[Stored records]

|---|

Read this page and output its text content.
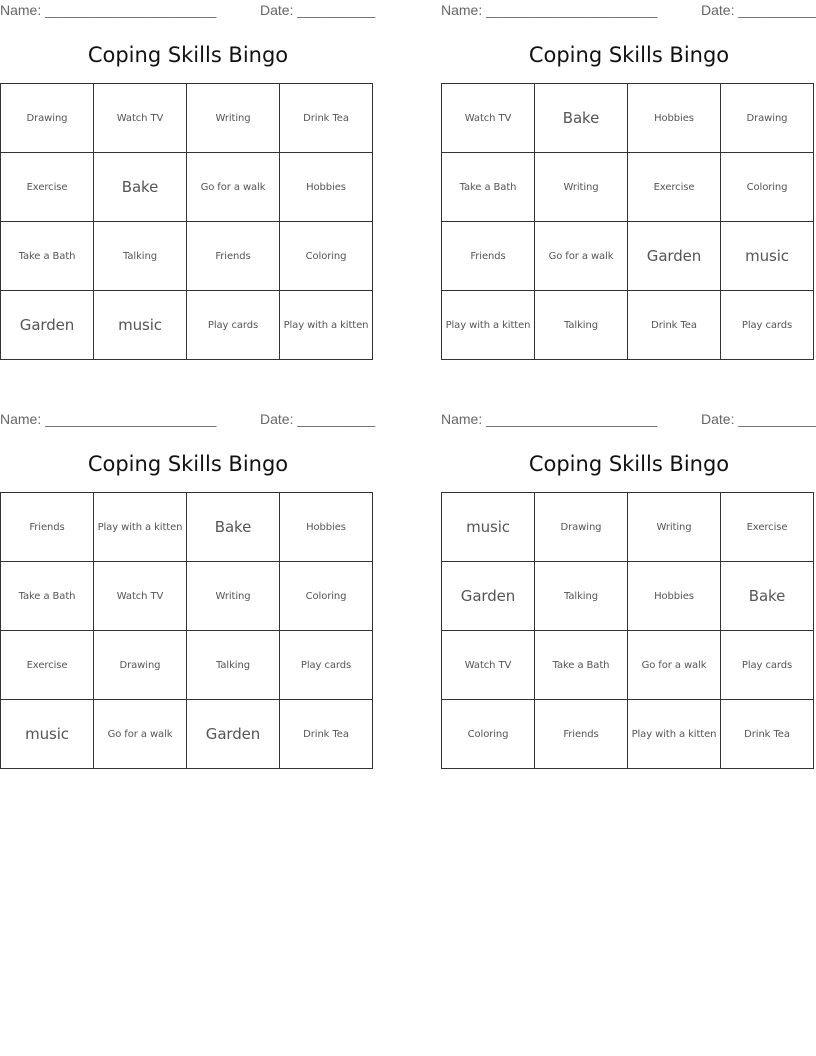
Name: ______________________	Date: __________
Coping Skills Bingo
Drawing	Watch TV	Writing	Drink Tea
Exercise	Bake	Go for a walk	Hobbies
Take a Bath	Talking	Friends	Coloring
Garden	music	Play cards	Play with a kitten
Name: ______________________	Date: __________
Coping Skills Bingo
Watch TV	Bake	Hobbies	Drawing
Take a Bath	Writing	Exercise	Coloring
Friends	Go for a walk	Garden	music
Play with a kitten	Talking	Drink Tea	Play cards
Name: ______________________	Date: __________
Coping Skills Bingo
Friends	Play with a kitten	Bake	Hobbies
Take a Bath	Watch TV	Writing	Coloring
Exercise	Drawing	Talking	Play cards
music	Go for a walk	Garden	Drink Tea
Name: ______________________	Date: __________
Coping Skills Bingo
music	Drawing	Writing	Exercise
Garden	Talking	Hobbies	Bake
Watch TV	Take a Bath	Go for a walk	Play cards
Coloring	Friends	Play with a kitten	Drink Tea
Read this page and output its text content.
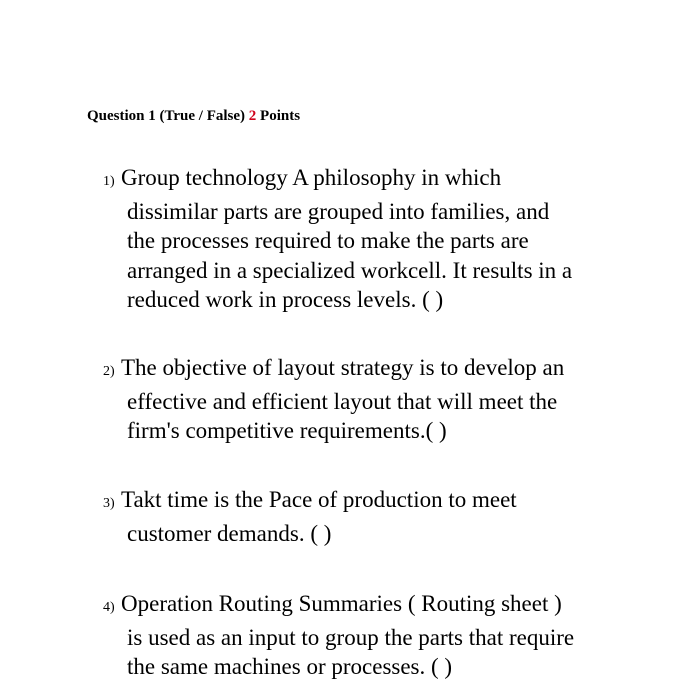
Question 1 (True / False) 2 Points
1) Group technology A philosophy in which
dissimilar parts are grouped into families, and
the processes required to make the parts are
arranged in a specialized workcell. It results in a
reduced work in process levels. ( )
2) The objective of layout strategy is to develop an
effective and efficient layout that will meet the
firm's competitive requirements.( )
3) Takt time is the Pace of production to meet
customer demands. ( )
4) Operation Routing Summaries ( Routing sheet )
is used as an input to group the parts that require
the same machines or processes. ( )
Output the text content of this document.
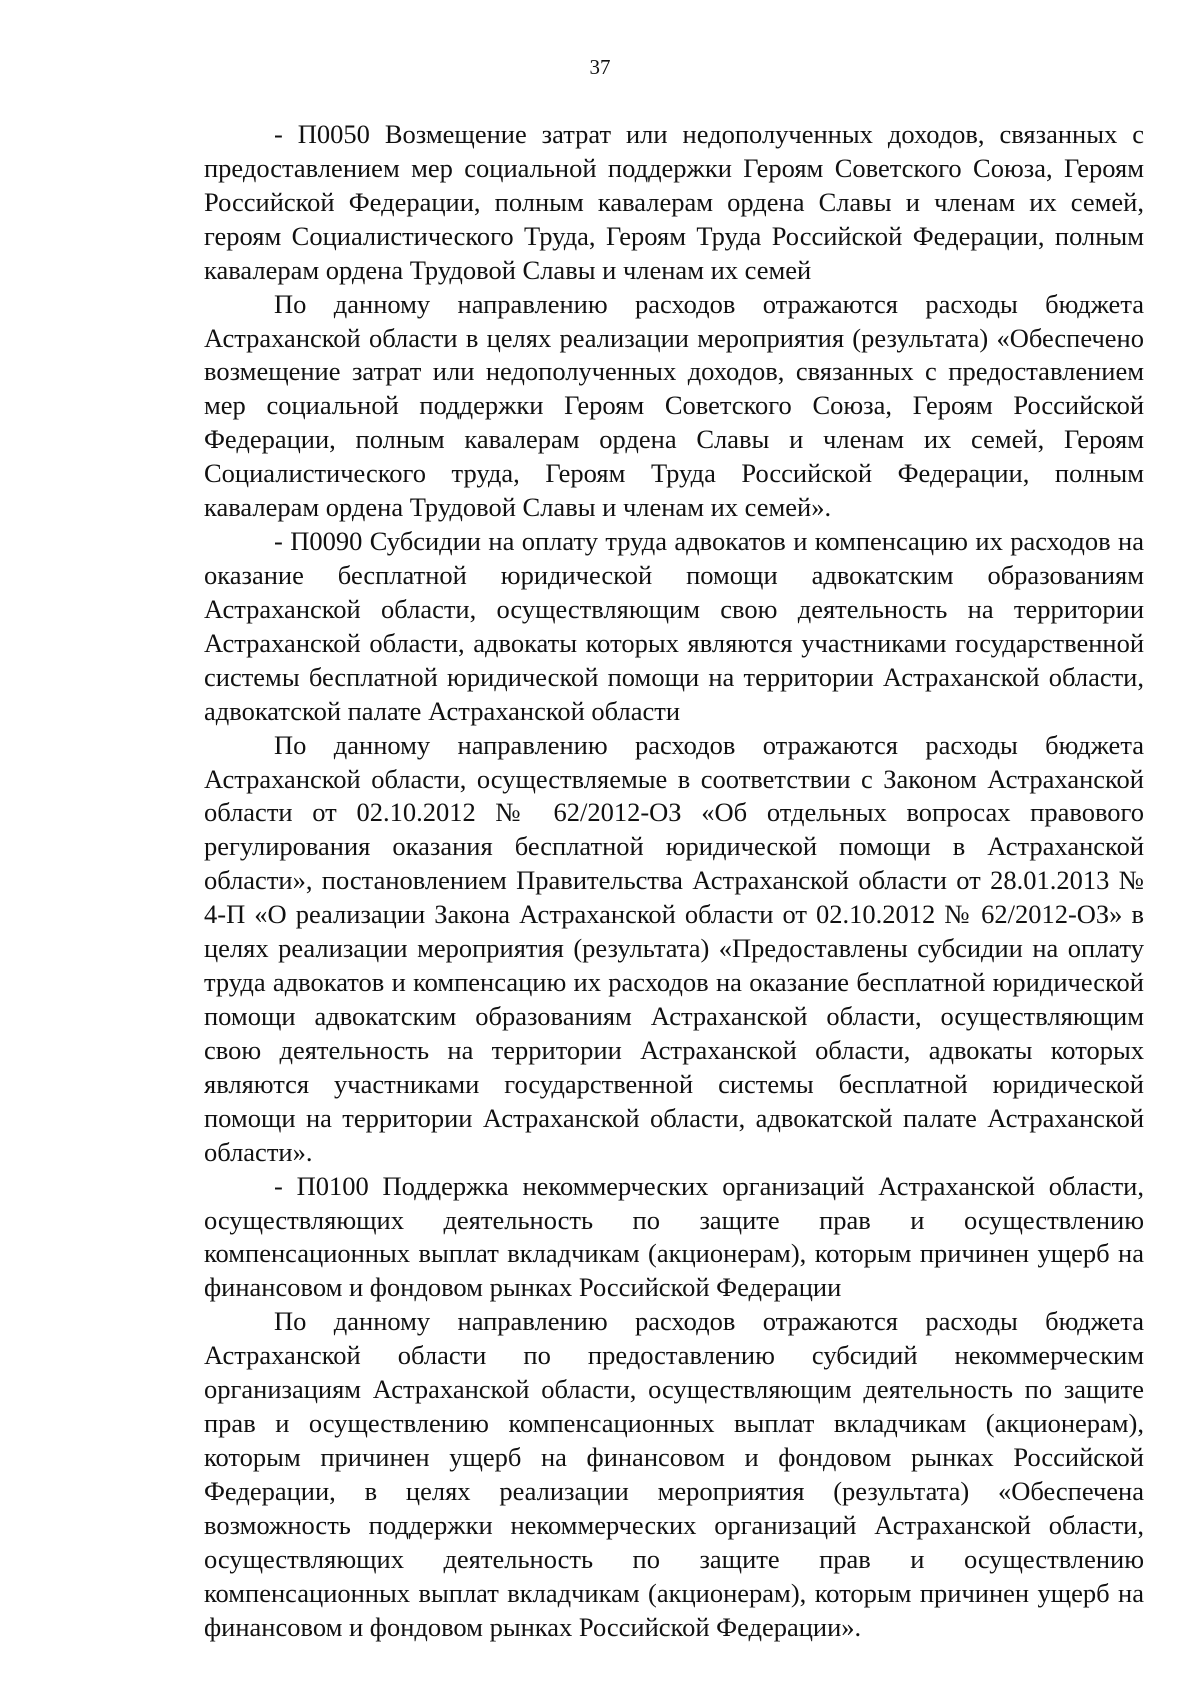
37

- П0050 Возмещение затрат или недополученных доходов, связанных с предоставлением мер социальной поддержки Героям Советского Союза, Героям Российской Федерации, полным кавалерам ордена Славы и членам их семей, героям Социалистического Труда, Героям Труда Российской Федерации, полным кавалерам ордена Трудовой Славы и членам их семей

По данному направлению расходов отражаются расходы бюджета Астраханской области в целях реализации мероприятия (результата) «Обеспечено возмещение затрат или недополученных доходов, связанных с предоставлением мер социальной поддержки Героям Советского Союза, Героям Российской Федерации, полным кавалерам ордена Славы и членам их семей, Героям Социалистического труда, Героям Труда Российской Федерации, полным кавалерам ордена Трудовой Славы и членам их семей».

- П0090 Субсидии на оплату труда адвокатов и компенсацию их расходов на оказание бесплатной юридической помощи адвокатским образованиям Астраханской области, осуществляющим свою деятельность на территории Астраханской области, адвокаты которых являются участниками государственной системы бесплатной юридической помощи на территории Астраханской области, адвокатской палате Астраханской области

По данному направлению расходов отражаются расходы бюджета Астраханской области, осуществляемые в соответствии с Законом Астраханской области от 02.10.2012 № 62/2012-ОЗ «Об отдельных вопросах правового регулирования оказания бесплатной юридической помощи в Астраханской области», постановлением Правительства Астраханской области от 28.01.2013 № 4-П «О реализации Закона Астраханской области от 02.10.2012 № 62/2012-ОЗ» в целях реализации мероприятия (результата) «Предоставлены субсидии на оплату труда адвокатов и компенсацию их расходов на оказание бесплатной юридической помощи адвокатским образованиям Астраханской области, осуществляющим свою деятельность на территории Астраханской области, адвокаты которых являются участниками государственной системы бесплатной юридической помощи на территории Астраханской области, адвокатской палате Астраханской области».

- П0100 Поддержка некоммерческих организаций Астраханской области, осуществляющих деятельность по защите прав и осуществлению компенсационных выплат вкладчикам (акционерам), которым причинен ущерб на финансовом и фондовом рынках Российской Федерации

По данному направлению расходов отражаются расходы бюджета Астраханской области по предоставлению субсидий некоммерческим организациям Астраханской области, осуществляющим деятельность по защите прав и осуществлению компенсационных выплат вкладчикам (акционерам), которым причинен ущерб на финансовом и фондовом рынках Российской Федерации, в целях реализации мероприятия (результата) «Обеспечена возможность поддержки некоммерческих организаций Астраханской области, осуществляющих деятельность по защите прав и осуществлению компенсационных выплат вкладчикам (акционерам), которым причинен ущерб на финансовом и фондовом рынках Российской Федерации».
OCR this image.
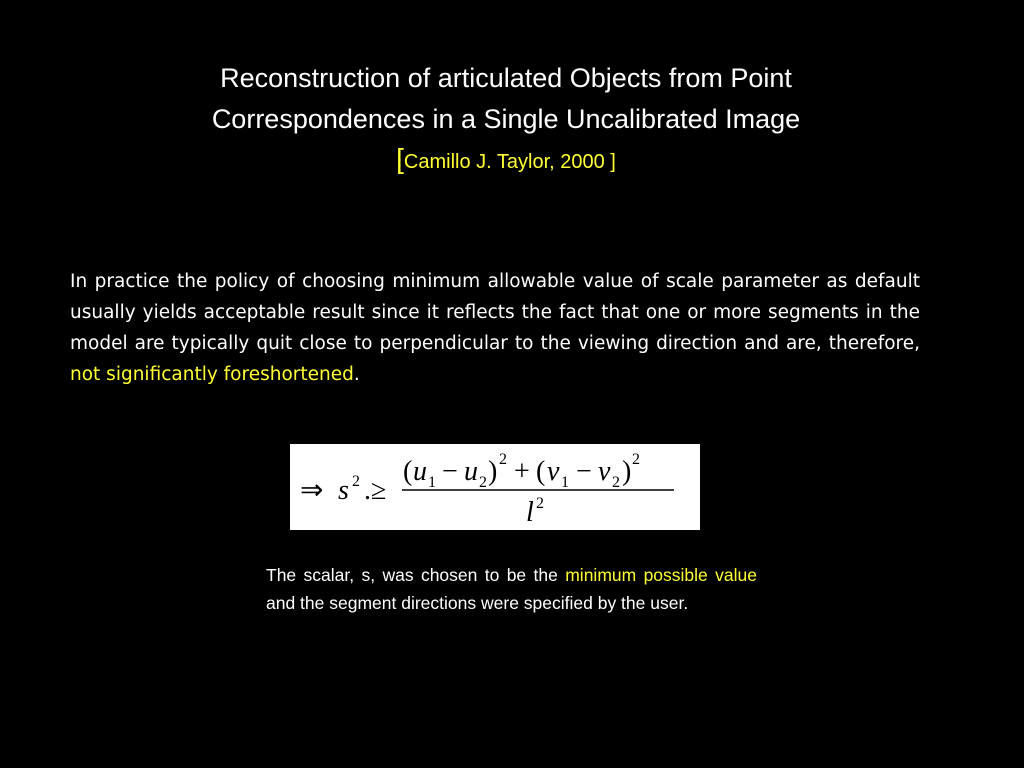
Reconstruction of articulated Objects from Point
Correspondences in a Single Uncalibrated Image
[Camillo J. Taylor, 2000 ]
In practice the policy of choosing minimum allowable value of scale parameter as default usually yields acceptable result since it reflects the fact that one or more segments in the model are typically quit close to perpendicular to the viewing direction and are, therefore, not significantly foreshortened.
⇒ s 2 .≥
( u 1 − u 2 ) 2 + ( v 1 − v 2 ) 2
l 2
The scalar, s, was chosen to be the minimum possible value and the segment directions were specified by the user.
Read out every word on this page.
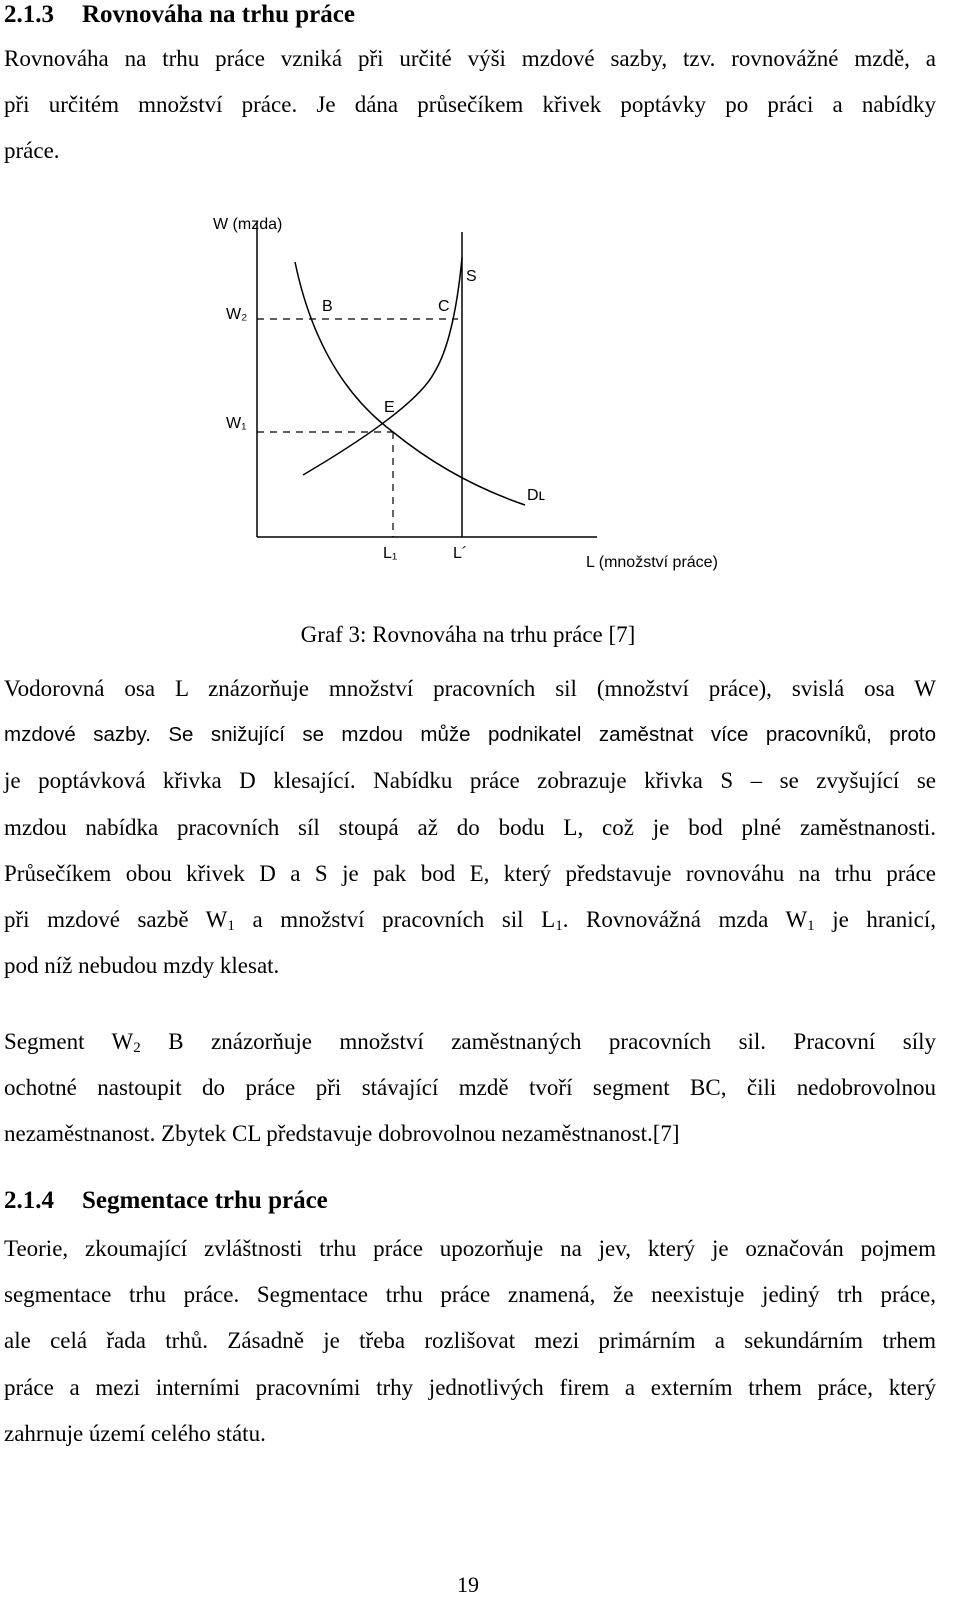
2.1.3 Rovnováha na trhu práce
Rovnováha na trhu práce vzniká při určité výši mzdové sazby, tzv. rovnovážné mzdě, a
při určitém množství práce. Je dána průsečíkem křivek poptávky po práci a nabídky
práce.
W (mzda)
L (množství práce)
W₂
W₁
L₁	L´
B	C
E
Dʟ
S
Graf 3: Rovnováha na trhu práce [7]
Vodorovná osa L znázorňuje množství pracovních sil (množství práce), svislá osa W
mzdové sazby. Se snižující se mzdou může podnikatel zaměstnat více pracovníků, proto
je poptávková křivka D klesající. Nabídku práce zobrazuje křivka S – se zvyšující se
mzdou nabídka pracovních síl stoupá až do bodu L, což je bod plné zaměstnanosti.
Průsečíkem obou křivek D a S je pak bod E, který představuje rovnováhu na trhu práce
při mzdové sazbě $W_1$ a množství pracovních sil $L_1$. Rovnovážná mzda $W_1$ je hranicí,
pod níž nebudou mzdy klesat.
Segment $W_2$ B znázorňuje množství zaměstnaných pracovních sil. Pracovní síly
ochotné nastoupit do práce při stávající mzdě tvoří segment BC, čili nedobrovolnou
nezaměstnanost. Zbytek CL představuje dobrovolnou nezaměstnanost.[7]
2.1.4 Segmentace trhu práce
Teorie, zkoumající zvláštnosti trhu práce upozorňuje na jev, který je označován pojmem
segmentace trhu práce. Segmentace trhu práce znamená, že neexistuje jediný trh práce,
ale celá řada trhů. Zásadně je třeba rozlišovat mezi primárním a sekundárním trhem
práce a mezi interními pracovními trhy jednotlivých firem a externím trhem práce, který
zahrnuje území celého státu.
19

|---|

Write out all the entries again, word for word, and print no images.

- [RESULT]
Read this page and output its text content.
Name: ______________________	Date: __________
Coping Skills Bingo
Drawing	Watch TV	Writing	Drink Tea
Exercise	Bake	Go for a walk	Hobbies
Take a Bath	Talking	Friends	Coloring
Garden	music	Play cards	Play with a kitten
Name: ______________________	Date: __________
Coping Skills Bingo
Watch TV	Bake	Hobbies	Drawing
Take a Bath	Writing	Exercise	Coloring
Friends	Go for a walk	Garden	music
Play with a kitten	Talking	Drink Tea	Play cards
Name: ______________________	Date: __________
Coping Skills Bingo
Friends	Play with a kitten	Bake	Hobbies
Take a Bath	Watch TV	Writing	Coloring
Exercise	Drawing	Talking	Play cards
music	Go for a walk	Garden	Drink Tea
Name: ______________________	Date: __________
Coping Skills Bingo
music	Drawing	Writing	Exercise
Garden	Talking	Hobbies	Bake
Watch TV	Take a Bath	Go for a walk	Play cards
Coloring	Friends	Play with a kitten	Drink Tea
Read this page and output its text content.
Question 1 (True / False) 2 Points
1) Group technology A philosophy in which
dissimilar parts are grouped into families, and
the processes required to make the parts are
arranged in a specialized workcell. It results in a
reduced work in process levels. ( )
2) The objective of layout strategy is to develop an
effective and efficient layout that will meet the
firm's competitive requirements.( )
3) Takt time is the Pace of production to meet
customer demands. ( )
4) Operation Routing Summaries ( Routing sheet )
is used as an input to group the parts that require
the same machines or processes. ( )
Output the text content of this document.
37

- П0050 Возмещение затрат или недополученных доходов, связанных с предоставлением мер социальной поддержки Героям Советского Союза, Героям Российской Федерации, полным кавалерам ордена Славы и членам их семей, героям Социалистического Труда, Героям Труда Российской Федерации, полным кавалерам ордена Трудовой Славы и членам их семей

По данному направлению расходов отражаются расходы бюджета Астраханской области в целях реализации мероприятия (результата) «Обеспечено возмещение затрат или недополученных доходов, связанных с предоставлением мер социальной поддержки Героям Советского Союза, Героям Российской Федерации, полным кавалерам ордена Славы и членам их семей, Героям Социалистического труда, Героям Труда Российской Федерации, полным кавалерам ордена Трудовой Славы и членам их семей».

- П0090 Субсидии на оплату труда адвокатов и компенсацию их расходов на оказание бесплатной юридической помощи адвокатским образованиям Астраханской области, осуществляющим свою деятельность на территории Астраханской области, адвокаты которых являются участниками государственной системы бесплатной юридической помощи на территории Астраханской области, адвокатской палате Астраханской области

По данному направлению расходов отражаются расходы бюджета Астраханской области, осуществляемые в соответствии с Законом Астраханской области от 02.10.2012 № 62/2012-ОЗ «Об отдельных вопросах правового регулирования оказания бесплатной юридической помощи в Астраханской области», постановлением Правительства Астраханской области от 28.01.2013 № 4-П «О реализации Закона Астраханской области от 02.10.2012 № 62/2012-ОЗ» в целях реализации мероприятия (результата) «Предоставлены субсидии на оплату труда адвокатов и компенсацию их расходов на оказание бесплатной юридической помощи адвокатским образованиям Астраханской области, осуществляющим свою деятельность на территории Астраханской области, адвокаты которых являются участниками государственной системы бесплатной юридической помощи на территории Астраханской области, адвокатской палате Астраханской области».

- П0100 Поддержка некоммерческих организаций Астраханской области, осуществляющих деятельность по защите прав и осуществлению компенсационных выплат вкладчикам (акционерам), которым причинен ущерб на финансовом и фондовом рынках Российской Федерации

По данному направлению расходов отражаются расходы бюджета Астраханской области по предоставлению субсидий некоммерческим организациям Астраханской области, осуществляющим деятельность по защите прав и осуществлению компенсационных выплат вкладчикам (акционерам), которым причинен ущерб на финансовом и фондовом рынках Российской Федерации, в целях реализации мероприятия (результата) «Обеспечена возможность поддержки некоммерческих организаций Астраханской области, осуществляющих деятельность по защите прав и осуществлению компенсационных выплат вкладчикам (акционерам), которым причинен ущерб на финансовом и фондовом рынках Российской Федерации».
OCR this image.
Reconstruction of articulated Objects from Point
Correspondences in a Single Uncalibrated Image
[Camillo J. Taylor, 2000 ]
In practice the policy of choosing minimum allowable value of scale parameter as default usually yields acceptable result since it reflects the fact that one or more segments in the model are typically quit close to perpendicular to the viewing direction and are, therefore, not significantly foreshortened.
⇒ s 2 .≥
( u 1 − u 2 ) 2 + ( v 1 − v 2 ) 2
l 2
The scalar, s, was chosen to be the minimum possible value and the segment directions were specified by the user.
Read out every word on this page.
2.1.3 Rovnováha na trhu práce
Rovnováha na trhu práce vzniká při určité výši mzdové sazby, tzv. rovnovážné mzdě, a
při určitém množství práce. Je dána průsečíkem křivek poptávky po práci a nabídky
práce.
W (mzda)
L (množství práce)
W₂
W₁
L₁	L´
B	C
E
Dʟ
S
Graf 3: Rovnováha na trhu práce [7]
Vodorovná osa L znázorňuje množství pracovních sil (množství práce), svislá osa W
mzdové sazby. Se snižující se mzdou může podnikatel zaměstnat více pracovníků, proto
je poptávková křivka D klesající. Nabídku práce zobrazuje křivka S – se zvyšující se
mzdou nabídka pracovních síl stoupá až do bodu L, což je bod plné zaměstnanosti.
Průsečíkem obou křivek D a S je pak bod E, který představuje rovnováhu na trhu práce
při mzdové sazbě $W_1$ a množství pracovních sil $L_1$. Rovnovážná mzda $W_1$ je hranicí,
pod níž nebudou mzdy klesat.
Segment $W_2$ B znázorňuje množství zaměstnaných pracovních sil. Pracovní síly
ochotné nastoupit do práce při stávající mzdě tvoří segment BC, čili nedobrovolnou
nezaměstnanost. Zbytek CL představuje dobrovolnou nezaměstnanost.[7]
2.1.4 Segmentace trhu práce
Teorie, zkoumající zvláštnosti trhu práce upozorňuje na jev, který je označován pojmem
segmentace trhu práce. Segmentace trhu práce znamená, že neexistuje jediný trh práce,
ale celá řada trhů. Zásadně je třeba rozlišovat mezi primárním a sekundárním trhem
práce a mezi interními pracovními trhy jednotlivých firem a externím trhem práce, který
zahrnuje území celého státu.
19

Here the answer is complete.